-------- WORKING DATA --------
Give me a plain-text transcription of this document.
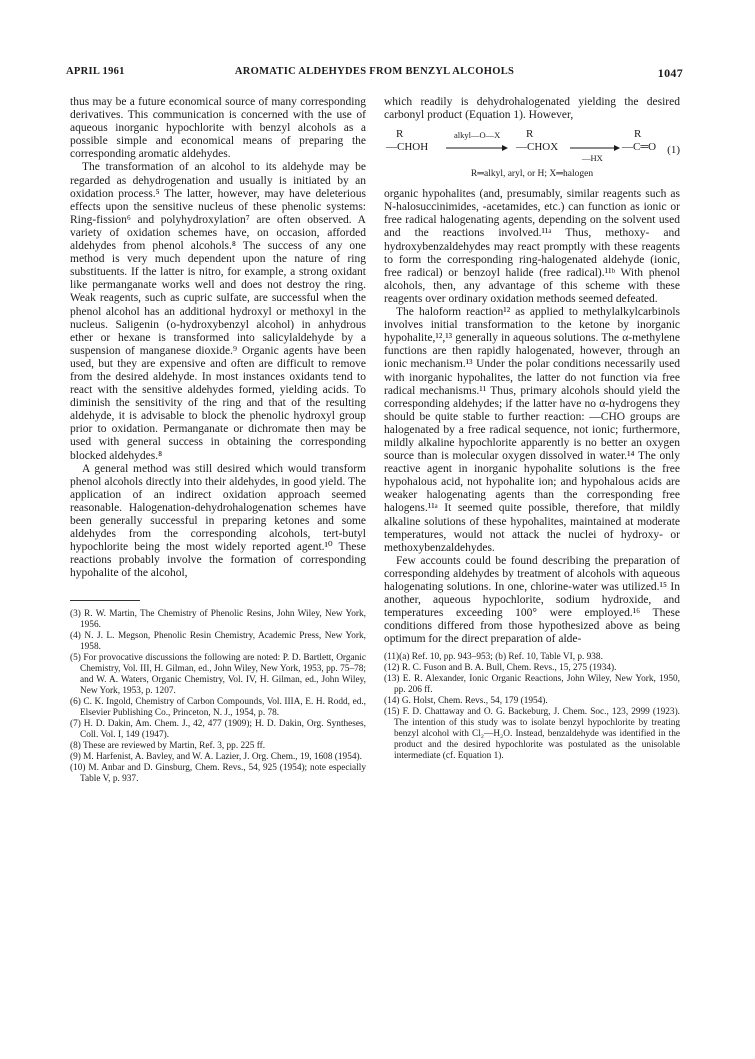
APRIL 1961	AROMATIC ALDEHYDES FROM BENZYL ALCOHOLS	1047

thus may be a future economical source of many corresponding derivatives. This communication is concerned with the use of aqueous inorganic hypochlorite with benzyl alcohols as a possible simple and economical means of preparing the corresponding aromatic aldehydes.

The transformation of an alcohol to its aldehyde may be regarded as dehydrogenation and usually is initiated by an oxidation process.⁵ The latter, however, may have deleterious effects upon the sensitive nucleus of these phenolic systems: Ring-fission⁶ and polyhydroxylation⁷ are often observed. A variety of oxidation schemes have, on occasion, afforded aldehydes from phenol alcohols.⁸ The success of any one method is very much dependent upon the nature of ring substituents. If the latter is nitro, for example, a strong oxidant like permanganate works well and does not destroy the ring. Weak reagents, such as cupric sulfate, are successful when the phenol alcohol has an additional hydroxyl or methoxyl in the nucleus. Saligenin (o-hydroxybenzyl alcohol) in anhydrous ether or hexane is transformed into salicylaldehyde by a suspension of manganese dioxide.⁹ Organic agents have been used, but they are expensive and often are difficult to remove from the desired aldehyde. In most instances oxidants tend to react with the sensitive aldehydes formed, yielding acids. To diminish the sensitivity of the ring and that of the resulting aldehyde, it is advisable to block the phenolic hydroxyl group prior to oxidation. Permanganate or dichromate then may be used with general success in obtaining the corresponding blocked aldehydes.⁸

A general method was still desired which would transform phenol alcohols directly into their aldehydes, in good yield. The application of an indirect oxidation approach seemed reasonable. Halogenation-dehydrohalogenation schemes have been generally successful in preparing ketones and some aldehydes from the corresponding alcohols, tert-butyl hypochlorite being the most widely reported agent.¹⁰ These reactions probably involve the formation of corresponding hypohalite of the alcohol,

(3) R. W. Martin, The Chemistry of Phenolic Resins, John Wiley, New York, 1956.

(4) N. J. L. Megson, Phenolic Resin Chemistry, Academic Press, New York, 1958.

(5) For provocative discussions the following are noted: P. D. Bartlett, Organic Chemistry, Vol. III, H. Gilman, ed., John Wiley, New York, 1953, pp. 75–78; and W. A. Waters, Organic Chemistry, Vol. IV, H. Gilman, ed., John Wiley, New York, 1953, p. 1207.

(6) C. K. Ingold, Chemistry of Carbon Compounds, Vol. IIIA, E. H. Rodd, ed., Elsevier Publishing Co., Princeton, N. J., 1954, p. 78.

(7) H. D. Dakin, Am. Chem. J., 42, 477 (1909); H. D. Dakin, Org. Syntheses, Coll. Vol. I, 149 (1947).

(8) These are reviewed by Martin, Ref. 3, pp. 225 ff.

(9) M. Harfenist, A. Bavley, and W. A. Lazier, J. Org. Chem., 19, 1608 (1954).

(10) M. Anbar and D. Ginsburg, Chem. Revs., 54, 925 (1954); note especially Table V, p. 937.

which readily is dehydrohalogenated yielding the desired carbonyl product (Equation 1). However,

R
—CHOH
alkyl—O—X R
—CHOX
—HX
R
—C═O (1)
R═alkyl, aryl, or H; X═halogen

organic hypohalites (and, presumably, similar reagents such as N-halosuccinimides, -acetamides, etc.) can function as ionic or free radical halogenating agents, depending on the solvent used and the reactions involved.¹¹ᵃ Thus, methoxy- and hydroxybenzaldehydes may react promptly with these reagents to form the corresponding ring-halogenated aldehyde (ionic, free radical) or benzoyl halide (free radical).¹¹ᵇ With phenol alcohols, then, any advantage of this scheme with these reagents over ordinary oxidation methods seemed defeated.

The haloform reaction¹² as applied to methylalkylcarbinols involves initial transformation to the ketone by inorganic hypohalite,¹²,¹³ generally in aqueous solutions. The α-methylene functions are then rapidly halogenated, however, through an ionic mechanism.¹³ Under the polar conditions necessarily used with inorganic hypohalites, the latter do not function via free radical mechanisms.¹¹ Thus, primary alcohols should yield the corresponding aldehydes; if the latter have no α-hydrogens they should be quite stable to further reaction: —CHO groups are halogenated by a free radical sequence, not ionic; furthermore, mildly alkaline hypochlorite apparently is no better an oxygen source than is molecular oxygen dissolved in water.¹⁴ The only reactive agent in inorganic hypohalite solutions is the free hypohalous acid, not hypohalite ion; and hypohalous acids are weaker halogenating agents than the corresponding free halogens.¹¹ᵃ It seemed quite possible, therefore, that mildly alkaline solutions of these hypohalites, maintained at moderate temperatures, would not attack the nuclei of hydroxy- or methoxybenzaldehydes.

Few accounts could be found describing the preparation of corresponding aldehydes by treatment of alcohols with aqueous halogenating solutions. In one, chlorine-water was utilized.¹⁵ In another, aqueous hypochlorite, sodium hydroxide, and temperatures exceeding 100° were employed.¹⁶ These conditions differed from those hypothesized above as being optimum for the direct preparation of alde-

(11)(a) Ref. 10, pp. 943–953; (b) Ref. 10, Table VI, p. 938.

(12) R. C. Fuson and B. A. Bull, Chem. Revs., 15, 275 (1934).

(13) E. R. Alexander, Ionic Organic Reactions, John Wiley, New York, 1950, pp. 206 ff.

(14) G. Holst, Chem. Revs., 54, 179 (1954).

(15) F. D. Chattaway and O. G. Backeburg, J. Chem. Soc., 123, 2999 (1923). The intention of this study was to isolate benzyl hypochlorite by treating benzyl alcohol with Cl₂—H₂O. Instead, benzaldehyde was identified in the product and the desired hypochlorite was postulated as the unisolable intermediate (cf. Equation 1).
--------
TASK BRIEF: From the records above, pick out and copy each line holding the word "preparing".

SOLUTION TO THE EXERCISE:
thus may be a future economical source of many corresponding derivatives. This communication is concerned with the use of aqueous inorganic hypochlorite with benzyl alcohols as a possible simple and economical means of preparing the corresponding aromatic aldehydes.
A general method was still desired which would transform phenol alcohols directly into their aldehydes, in good yield. The application of an indirect oxidation approach seemed reasonable. Halogenation-dehydrohalogenation schemes have been generally successful in preparing ketones and some aldehydes from the corresponding alcohols, tert-butyl hypochlorite being the most widely reported agent.¹⁰ These reactions probably involve the formation of corresponding hypohalite of the alcohol,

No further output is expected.